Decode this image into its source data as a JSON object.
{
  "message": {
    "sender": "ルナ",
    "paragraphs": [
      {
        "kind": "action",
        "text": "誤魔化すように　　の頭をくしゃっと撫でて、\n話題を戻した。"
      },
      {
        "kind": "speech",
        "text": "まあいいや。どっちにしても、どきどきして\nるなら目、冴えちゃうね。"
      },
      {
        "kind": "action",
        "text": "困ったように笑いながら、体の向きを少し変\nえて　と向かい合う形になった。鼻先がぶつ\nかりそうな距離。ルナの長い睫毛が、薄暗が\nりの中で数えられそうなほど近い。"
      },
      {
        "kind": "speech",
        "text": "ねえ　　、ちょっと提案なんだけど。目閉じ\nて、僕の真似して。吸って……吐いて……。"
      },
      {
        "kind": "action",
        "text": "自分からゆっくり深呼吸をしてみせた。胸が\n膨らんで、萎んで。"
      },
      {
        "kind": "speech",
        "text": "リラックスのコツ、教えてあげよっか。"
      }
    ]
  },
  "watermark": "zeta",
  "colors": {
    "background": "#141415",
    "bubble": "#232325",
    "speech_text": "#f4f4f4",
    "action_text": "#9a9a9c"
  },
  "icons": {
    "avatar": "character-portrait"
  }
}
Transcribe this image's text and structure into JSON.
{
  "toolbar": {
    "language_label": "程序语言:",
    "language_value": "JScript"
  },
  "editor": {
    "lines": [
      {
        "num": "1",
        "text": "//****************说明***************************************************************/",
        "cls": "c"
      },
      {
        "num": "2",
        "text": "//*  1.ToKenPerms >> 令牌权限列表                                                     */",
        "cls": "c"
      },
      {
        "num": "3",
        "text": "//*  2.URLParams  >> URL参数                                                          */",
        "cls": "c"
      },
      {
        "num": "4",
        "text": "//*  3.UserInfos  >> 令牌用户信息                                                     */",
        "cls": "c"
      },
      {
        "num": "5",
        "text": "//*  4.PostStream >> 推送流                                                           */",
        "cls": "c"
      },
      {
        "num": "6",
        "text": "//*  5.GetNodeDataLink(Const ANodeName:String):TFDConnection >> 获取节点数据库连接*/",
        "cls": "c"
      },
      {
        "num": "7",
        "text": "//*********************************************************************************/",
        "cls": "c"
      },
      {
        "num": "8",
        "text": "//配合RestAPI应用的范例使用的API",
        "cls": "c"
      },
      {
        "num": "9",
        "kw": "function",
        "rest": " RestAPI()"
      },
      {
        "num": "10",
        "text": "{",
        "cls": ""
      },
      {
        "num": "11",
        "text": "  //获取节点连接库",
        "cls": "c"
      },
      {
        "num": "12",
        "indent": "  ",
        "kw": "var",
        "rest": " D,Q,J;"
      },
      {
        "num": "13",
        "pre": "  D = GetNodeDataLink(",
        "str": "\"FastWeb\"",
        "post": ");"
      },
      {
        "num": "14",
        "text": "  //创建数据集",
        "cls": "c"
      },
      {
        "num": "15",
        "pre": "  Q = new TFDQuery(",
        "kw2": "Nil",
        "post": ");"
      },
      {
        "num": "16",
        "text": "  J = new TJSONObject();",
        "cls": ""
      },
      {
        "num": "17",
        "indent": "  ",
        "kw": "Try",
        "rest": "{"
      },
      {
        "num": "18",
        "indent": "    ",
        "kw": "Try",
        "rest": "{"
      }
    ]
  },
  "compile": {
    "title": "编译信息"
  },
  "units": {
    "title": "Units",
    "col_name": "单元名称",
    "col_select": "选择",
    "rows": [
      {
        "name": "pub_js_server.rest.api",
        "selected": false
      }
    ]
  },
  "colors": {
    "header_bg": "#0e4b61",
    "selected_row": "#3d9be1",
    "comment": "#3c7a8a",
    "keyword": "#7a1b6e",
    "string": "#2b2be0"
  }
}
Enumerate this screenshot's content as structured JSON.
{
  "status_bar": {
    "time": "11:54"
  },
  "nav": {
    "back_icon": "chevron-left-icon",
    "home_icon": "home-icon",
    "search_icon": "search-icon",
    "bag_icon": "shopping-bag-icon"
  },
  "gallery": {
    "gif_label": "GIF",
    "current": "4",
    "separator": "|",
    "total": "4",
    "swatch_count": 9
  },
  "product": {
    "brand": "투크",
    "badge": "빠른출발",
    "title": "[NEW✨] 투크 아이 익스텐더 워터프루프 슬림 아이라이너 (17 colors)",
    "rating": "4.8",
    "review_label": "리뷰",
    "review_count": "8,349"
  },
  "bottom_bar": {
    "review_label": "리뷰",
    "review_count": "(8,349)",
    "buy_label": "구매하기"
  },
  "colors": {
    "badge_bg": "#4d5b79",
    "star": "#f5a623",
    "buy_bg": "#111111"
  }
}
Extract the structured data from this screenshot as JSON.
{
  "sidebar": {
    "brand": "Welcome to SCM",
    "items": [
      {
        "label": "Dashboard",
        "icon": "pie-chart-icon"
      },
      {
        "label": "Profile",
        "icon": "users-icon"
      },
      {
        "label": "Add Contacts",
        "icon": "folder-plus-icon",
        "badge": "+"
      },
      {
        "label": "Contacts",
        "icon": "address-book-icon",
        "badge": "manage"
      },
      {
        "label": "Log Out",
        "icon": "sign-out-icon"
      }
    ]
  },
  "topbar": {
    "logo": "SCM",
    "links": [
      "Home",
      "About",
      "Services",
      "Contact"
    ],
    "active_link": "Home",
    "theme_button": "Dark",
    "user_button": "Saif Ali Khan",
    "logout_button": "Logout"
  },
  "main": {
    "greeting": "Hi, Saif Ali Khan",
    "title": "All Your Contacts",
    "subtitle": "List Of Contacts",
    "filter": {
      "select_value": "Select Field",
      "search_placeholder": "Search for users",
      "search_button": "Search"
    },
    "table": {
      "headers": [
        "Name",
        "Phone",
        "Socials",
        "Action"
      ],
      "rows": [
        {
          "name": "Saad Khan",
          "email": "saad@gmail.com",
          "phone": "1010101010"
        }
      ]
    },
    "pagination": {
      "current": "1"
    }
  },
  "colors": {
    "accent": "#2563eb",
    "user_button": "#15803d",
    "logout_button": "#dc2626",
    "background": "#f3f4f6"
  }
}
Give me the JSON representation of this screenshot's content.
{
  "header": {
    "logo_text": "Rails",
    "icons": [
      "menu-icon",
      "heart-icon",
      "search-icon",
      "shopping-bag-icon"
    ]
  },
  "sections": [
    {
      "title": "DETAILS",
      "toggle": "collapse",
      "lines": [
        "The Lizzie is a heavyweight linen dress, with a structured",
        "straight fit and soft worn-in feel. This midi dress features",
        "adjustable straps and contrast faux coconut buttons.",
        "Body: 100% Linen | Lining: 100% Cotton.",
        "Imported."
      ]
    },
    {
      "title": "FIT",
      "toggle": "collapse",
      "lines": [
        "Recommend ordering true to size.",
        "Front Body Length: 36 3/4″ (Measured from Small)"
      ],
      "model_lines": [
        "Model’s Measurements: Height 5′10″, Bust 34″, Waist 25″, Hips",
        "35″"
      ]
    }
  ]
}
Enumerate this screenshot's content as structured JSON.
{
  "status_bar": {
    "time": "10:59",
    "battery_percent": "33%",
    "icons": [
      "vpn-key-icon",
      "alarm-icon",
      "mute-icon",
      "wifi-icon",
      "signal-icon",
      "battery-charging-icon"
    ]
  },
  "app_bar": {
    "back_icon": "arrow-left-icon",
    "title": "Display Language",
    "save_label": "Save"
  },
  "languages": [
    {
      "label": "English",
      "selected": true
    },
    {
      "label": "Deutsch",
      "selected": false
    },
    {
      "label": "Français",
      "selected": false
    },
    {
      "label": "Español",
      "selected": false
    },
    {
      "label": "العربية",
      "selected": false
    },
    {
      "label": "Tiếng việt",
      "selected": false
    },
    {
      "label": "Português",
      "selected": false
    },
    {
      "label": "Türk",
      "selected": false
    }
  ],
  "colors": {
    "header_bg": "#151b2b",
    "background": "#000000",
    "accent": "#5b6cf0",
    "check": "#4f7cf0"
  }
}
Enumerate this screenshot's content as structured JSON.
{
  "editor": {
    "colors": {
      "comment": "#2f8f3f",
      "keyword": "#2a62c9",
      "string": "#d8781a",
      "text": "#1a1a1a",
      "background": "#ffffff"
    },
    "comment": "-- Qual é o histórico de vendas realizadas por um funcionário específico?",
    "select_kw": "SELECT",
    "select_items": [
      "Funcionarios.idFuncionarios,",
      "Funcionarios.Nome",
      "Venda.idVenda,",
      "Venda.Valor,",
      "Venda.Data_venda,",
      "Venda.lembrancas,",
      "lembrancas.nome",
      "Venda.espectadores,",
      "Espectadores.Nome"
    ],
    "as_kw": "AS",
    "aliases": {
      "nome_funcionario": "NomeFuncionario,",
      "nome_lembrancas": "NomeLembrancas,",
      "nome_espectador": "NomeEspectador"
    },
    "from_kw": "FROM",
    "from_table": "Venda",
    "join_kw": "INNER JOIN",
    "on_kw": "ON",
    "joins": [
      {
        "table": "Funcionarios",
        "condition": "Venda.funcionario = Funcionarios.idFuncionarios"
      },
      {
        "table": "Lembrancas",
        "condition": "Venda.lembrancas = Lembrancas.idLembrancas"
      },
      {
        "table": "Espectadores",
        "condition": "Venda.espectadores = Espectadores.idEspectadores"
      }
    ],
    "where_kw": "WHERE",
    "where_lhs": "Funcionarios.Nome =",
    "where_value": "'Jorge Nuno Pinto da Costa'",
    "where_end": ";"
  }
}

────────────────

# Instructions to follow:
Count how many lines above include the word "Saif" and answer with that figure only.

# Solution for this exercise:
2